Brief >> Copy out the records in full, word for word, without pictures.

Records >>
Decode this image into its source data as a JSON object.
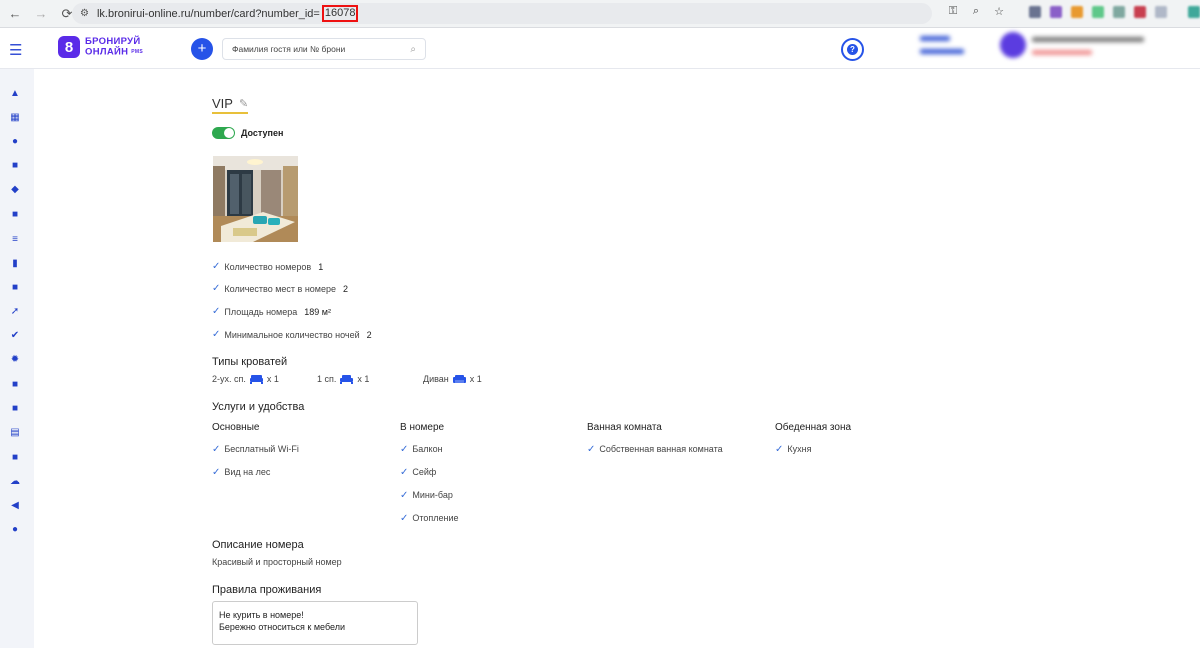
{
  "browser": {
    "url_prefix": "lk.bronirui-online.ru/number/card?number_id=",
    "url_highlight": "16078"
  },
  "header": {
    "logo_line1": "БРОНИРУЙ",
    "logo_line2": "ОНЛАЙН",
    "logo_suffix": "PMS",
    "search_placeholder": "Фамилия гостя или № брони",
    "add_label": "+",
    "help_label": "?"
  },
  "room": {
    "title": "VIP",
    "status_label": "Доступен",
    "status_on": true,
    "properties": [
      {
        "label": "Количество номеров",
        "value": "1"
      },
      {
        "label": "Количество мест в номере",
        "value": "2"
      },
      {
        "label": "Площадь номера",
        "value": "189 м²"
      },
      {
        "label": "Минимальное количество ночей",
        "value": "2"
      }
    ],
    "beds_title": "Типы кроватей",
    "beds": [
      {
        "label": "2-ух. сп.",
        "count": "x  1"
      },
      {
        "label": "1 сп.",
        "count": "x  1"
      },
      {
        "label": "Диван",
        "count": "x  1"
      }
    ],
    "amenities_title": "Услуги и удобства",
    "amenity_groups": [
      {
        "title": "Основные",
        "items": [
          "Бесплатный Wi-Fi",
          "Вид на лес"
        ]
      },
      {
        "title": "В номере",
        "items": [
          "Балкон",
          "Сейф",
          "Мини-бар",
          "Отопление"
        ]
      },
      {
        "title": "Ванная комната",
        "items": [
          "Собственная ванная комната"
        ]
      },
      {
        "title": "Обеденная зона",
        "items": [
          "Кухня"
        ]
      }
    ],
    "description_title": "Описание номера",
    "description": "Красивый и просторный номер",
    "rules_title": "Правила проживания",
    "rules_lines": [
      "Не курить в номере!",
      "Бережно относиться к мебели"
    ]
  },
  "colors": {
    "accent": "#2653e8",
    "brand": "#5a2be8",
    "toggle_on": "#2ea84f",
    "check": "#3a6fd8"
  }
}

Result of this exercise >>
Decode this image into its source data as a JSON object.
{
  "browser": {
    "url_prefix": "lk.bronirui-online.ru/number/card?number_id=",
    "url_highlight": "16078"
  },
  "header": {
    "logo_line1": "БРОНИРУЙ",
    "logo_line2": "ОНЛАЙН",
    "logo_suffix": "PMS",
    "search_placeholder": "Фамилия гостя или № брони",
    "add_label": "+",
    "help_label": "?"
  },
  "room": {
    "title": "VIP",
    "status_label": "Доступен",
    "status_on": true,
    "properties": [
      {
        "label": "Количество номеров",
        "value": "1"
      },
      {
        "label": "Количество мест в номере",
        "value": "2"
      },
      {
        "label": "Площадь номера",
        "value": "189 м²"
      },
      {
        "label": "Минимальное количество ночей",
        "value": "2"
      }
    ],
    "beds_title": "Типы кроватей",
    "beds": [
      {
        "label": "2-ух. сп.",
        "count": "x  1"
      },
      {
        "label": "1 сп.",
        "count": "x  1"
      },
      {
        "label": "Диван",
        "count": "x  1"
      }
    ],
    "amenities_title": "Услуги и удобства",
    "amenity_groups": [
      {
        "title": "Основные",
        "items": [
          "Бесплатный Wi-Fi",
          "Вид на лес"
        ]
      },
      {
        "title": "В номере",
        "items": [
          "Балкон",
          "Сейф",
          "Мини-бар",
          "Отопление"
        ]
      },
      {
        "title": "Ванная комната",
        "items": [
          "Собственная ванная комната"
        ]
      },
      {
        "title": "Обеденная зона",
        "items": [
          "Кухня"
        ]
      }
    ],
    "description_title": "Описание номера",
    "description": "Красивый и просторный номер",
    "rules_title": "Правила проживания",
    "rules_lines": [
      "Не курить в номере!",
      "Бережно относиться к мебели"
    ]
  },
  "colors": {
    "accent": "#2653e8",
    "brand": "#5a2be8",
    "toggle_on": "#2ea84f",
    "check": "#3a6fd8"
  }
}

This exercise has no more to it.